— Start Task data —

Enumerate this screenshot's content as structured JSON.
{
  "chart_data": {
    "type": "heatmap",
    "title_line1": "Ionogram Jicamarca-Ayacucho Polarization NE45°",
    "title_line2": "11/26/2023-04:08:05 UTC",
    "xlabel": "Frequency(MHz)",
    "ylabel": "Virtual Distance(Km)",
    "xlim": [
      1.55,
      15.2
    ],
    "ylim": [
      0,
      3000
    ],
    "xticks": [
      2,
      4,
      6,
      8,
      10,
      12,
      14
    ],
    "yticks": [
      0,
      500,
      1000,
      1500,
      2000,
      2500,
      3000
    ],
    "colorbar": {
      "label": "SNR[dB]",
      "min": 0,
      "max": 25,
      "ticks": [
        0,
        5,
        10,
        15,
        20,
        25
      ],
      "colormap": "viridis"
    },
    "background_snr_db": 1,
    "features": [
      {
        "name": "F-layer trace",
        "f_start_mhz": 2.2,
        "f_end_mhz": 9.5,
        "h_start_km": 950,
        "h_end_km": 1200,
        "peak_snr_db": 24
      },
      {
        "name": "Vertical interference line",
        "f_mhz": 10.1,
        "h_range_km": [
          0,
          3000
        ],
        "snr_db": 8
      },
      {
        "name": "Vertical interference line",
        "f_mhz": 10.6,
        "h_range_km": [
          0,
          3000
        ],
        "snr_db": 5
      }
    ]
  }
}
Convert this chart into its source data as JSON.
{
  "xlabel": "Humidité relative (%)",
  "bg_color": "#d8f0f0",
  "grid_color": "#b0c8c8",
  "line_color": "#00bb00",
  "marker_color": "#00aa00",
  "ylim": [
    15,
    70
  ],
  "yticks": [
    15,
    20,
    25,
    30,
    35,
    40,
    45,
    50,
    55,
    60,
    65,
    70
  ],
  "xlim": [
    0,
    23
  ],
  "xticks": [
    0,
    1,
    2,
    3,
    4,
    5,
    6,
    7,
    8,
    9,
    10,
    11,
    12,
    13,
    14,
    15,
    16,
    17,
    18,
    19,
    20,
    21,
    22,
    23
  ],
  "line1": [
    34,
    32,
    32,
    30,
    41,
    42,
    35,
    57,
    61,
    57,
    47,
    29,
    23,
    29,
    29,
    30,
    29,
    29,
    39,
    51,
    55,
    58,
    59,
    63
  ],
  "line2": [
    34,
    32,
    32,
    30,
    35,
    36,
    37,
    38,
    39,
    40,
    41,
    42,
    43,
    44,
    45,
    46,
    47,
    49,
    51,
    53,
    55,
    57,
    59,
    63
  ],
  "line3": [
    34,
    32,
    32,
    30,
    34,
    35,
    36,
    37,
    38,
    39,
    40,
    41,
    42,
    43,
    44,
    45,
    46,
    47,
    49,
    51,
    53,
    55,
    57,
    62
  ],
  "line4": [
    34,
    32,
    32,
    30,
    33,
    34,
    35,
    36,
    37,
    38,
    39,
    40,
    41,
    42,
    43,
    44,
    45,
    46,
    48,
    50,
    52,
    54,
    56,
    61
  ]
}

— End Task data —

§ Task goal
Produce an exact copy of the whole listing.

§ Task output
Enumerate this screenshot's content as structured JSON.
{
  "chart_data": {
    "type": "heatmap",
    "title_line1": "Ionogram Jicamarca-Ayacucho Polarization NE45°",
    "title_line2": "11/26/2023-04:08:05 UTC",
    "xlabel": "Frequency(MHz)",
    "ylabel": "Virtual Distance(Km)",
    "xlim": [
      1.55,
      15.2
    ],
    "ylim": [
      0,
      3000
    ],
    "xticks": [
      2,
      4,
      6,
      8,
      10,
      12,
      14
    ],
    "yticks": [
      0,
      500,
      1000,
      1500,
      2000,
      2500,
      3000
    ],
    "colorbar": {
      "label": "SNR[dB]",
      "min": 0,
      "max": 25,
      "ticks": [
        0,
        5,
        10,
        15,
        20,
        25
      ],
      "colormap": "viridis"
    },
    "background_snr_db": 1,
    "features": [
      {
        "name": "F-layer trace",
        "f_start_mhz": 2.2,
        "f_end_mhz": 9.5,
        "h_start_km": 950,
        "h_end_km": 1200,
        "peak_snr_db": 24
      },
      {
        "name": "Vertical interference line",
        "f_mhz": 10.1,
        "h_range_km": [
          0,
          3000
        ],
        "snr_db": 8
      },
      {
        "name": "Vertical interference line",
        "f_mhz": 10.6,
        "h_range_km": [
          0,
          3000
        ],
        "snr_db": 5
      }
    ]
  }
}
Convert this chart into its source data as JSON.
{
  "xlabel": "Humidité relative (%)",
  "bg_color": "#d8f0f0",
  "grid_color": "#b0c8c8",
  "line_color": "#00bb00",
  "marker_color": "#00aa00",
  "ylim": [
    15,
    70
  ],
  "yticks": [
    15,
    20,
    25,
    30,
    35,
    40,
    45,
    50,
    55,
    60,
    65,
    70
  ],
  "xlim": [
    0,
    23
  ],
  "xticks": [
    0,
    1,
    2,
    3,
    4,
    5,
    6,
    7,
    8,
    9,
    10,
    11,
    12,
    13,
    14,
    15,
    16,
    17,
    18,
    19,
    20,
    21,
    22,
    23
  ],
  "line1": [
    34,
    32,
    32,
    30,
    41,
    42,
    35,
    57,
    61,
    57,
    47,
    29,
    23,
    29,
    29,
    30,
    29,
    29,
    39,
    51,
    55,
    58,
    59,
    63
  ],
  "line2": [
    34,
    32,
    32,
    30,
    35,
    36,
    37,
    38,
    39,
    40,
    41,
    42,
    43,
    44,
    45,
    46,
    47,
    49,
    51,
    53,
    55,
    57,
    59,
    63
  ],
  "line3": [
    34,
    32,
    32,
    30,
    34,
    35,
    36,
    37,
    38,
    39,
    40,
    41,
    42,
    43,
    44,
    45,
    46,
    47,
    49,
    51,
    53,
    55,
    57,
    62
  ],
  "line4": [
    34,
    32,
    32,
    30,
    33,
    34,
    35,
    36,
    37,
    38,
    39,
    40,
    41,
    42,
    43,
    44,
    45,
    46,
    48,
    50,
    52,
    54,
    56,
    61
  ]
}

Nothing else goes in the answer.